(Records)
◇ ◇ ◇

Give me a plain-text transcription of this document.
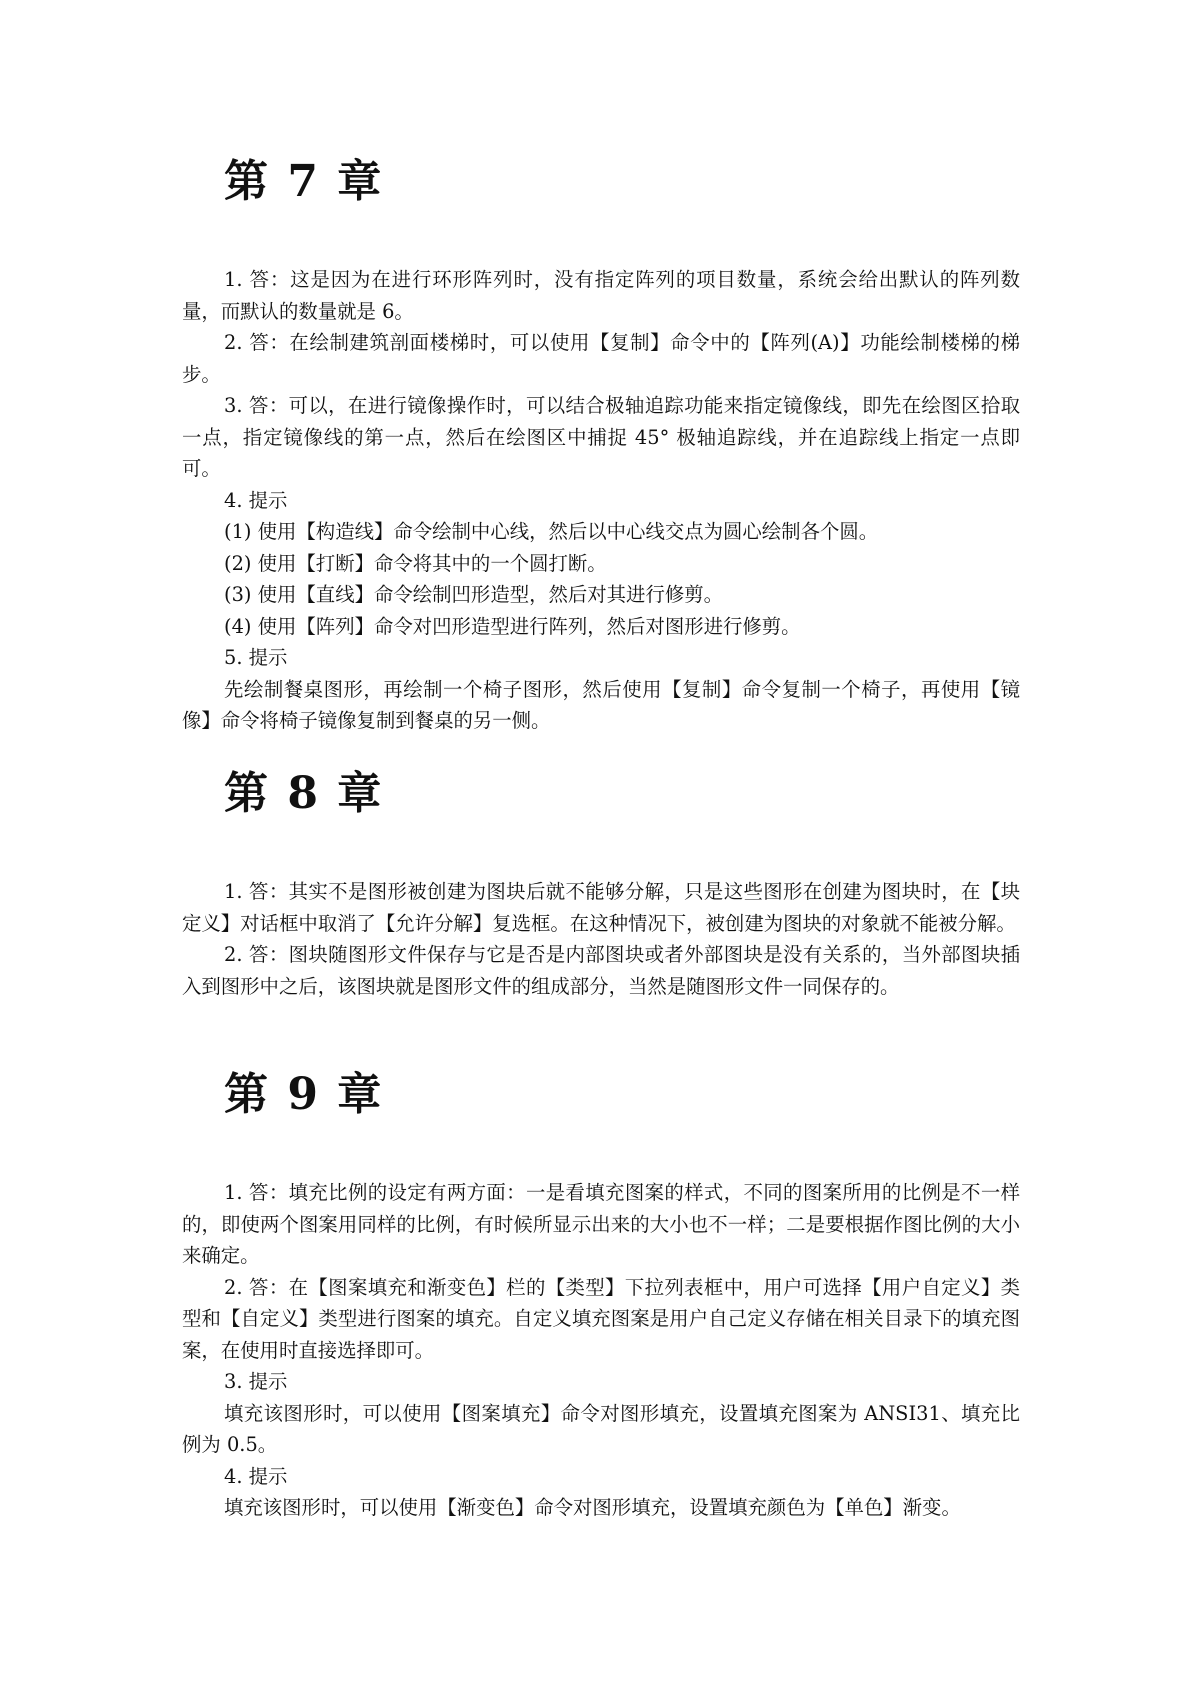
第 7 章

1. 答：这是因为在进行环形阵列时，没有指定阵列的项目数量，系统会给出默认的阵列数量，而默认的数量就是 6。

2. 答：在绘制建筑剖面楼梯时，可以使用【复制】命令中的【阵列(A)】功能绘制楼梯的梯步。

3. 答：可以，在进行镜像操作时，可以结合极轴追踪功能来指定镜像线，即先在绘图区拾取一点，指定镜像线的第一点，然后在绘图区中捕捉 45° 极轴追踪线，并在追踪线上指定一点即可。

4. 提示

(1) 使用【构造线】命令绘制中心线，然后以中心线交点为圆心绘制各个圆。

(2) 使用【打断】命令将其中的一个圆打断。

(3) 使用【直线】命令绘制凹形造型，然后对其进行修剪。

(4) 使用【阵列】命令对凹形造型进行阵列，然后对图形进行修剪。

5. 提示

先绘制餐桌图形，再绘制一个椅子图形，然后使用【复制】命令复制一个椅子，再使用【镜像】命令将椅子镜像复制到餐桌的另一侧。

第 8 章

1. 答：其实不是图形被创建为图块后就不能够分解，只是这些图形在创建为图块时，在【块定义】对话框中取消了【允许分解】复选框。在这种情况下，被创建为图块的对象就不能被分解。

2. 答：图块随图形文件保存与它是否是内部图块或者外部图块是没有关系的，当外部图块插入到图形中之后，该图块就是图形文件的组成部分，当然是随图形文件一同保存的。

第 9 章

1. 答：填充比例的设定有两方面：一是看填充图案的样式，不同的图案所用的比例是不一样的，即使两个图案用同样的比例，有时候所显示出来的大小也不一样；二是要根据作图比例的大小来确定。

2. 答：在【图案填充和渐变色】栏的【类型】下拉列表框中，用户可选择【用户自定义】类型和【自定义】类型进行图案的填充。自定义填充图案是用户自己定义存储在相关目录下的填充图案，在使用时直接选择即可。

3. 提示

填充该图形时，可以使用【图案填充】命令对图形填充，设置填充图案为 ANSI31、填充比例为 0.5。

4. 提示

填充该图形时，可以使用【渐变色】命令对图形填充，设置填充颜色为【单色】渐变。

◇ ◇ ◇

• _GOAL_
Gather up, from the records above, each line where the word "可以使用" appears.

• _WRITTEN SOLUTION_
2. 答：在绘制建筑剖面楼梯时，可以使用【复制】命令中的【阵列(A)】功能绘制楼梯的梯步。
填充该图形时，可以使用【图案填充】命令对图形填充，设置填充图案为 ANSI31、填充比例为 0.5。
填充该图形时，可以使用【渐变色】命令对图形填充，设置填充颜色为【单色】渐变。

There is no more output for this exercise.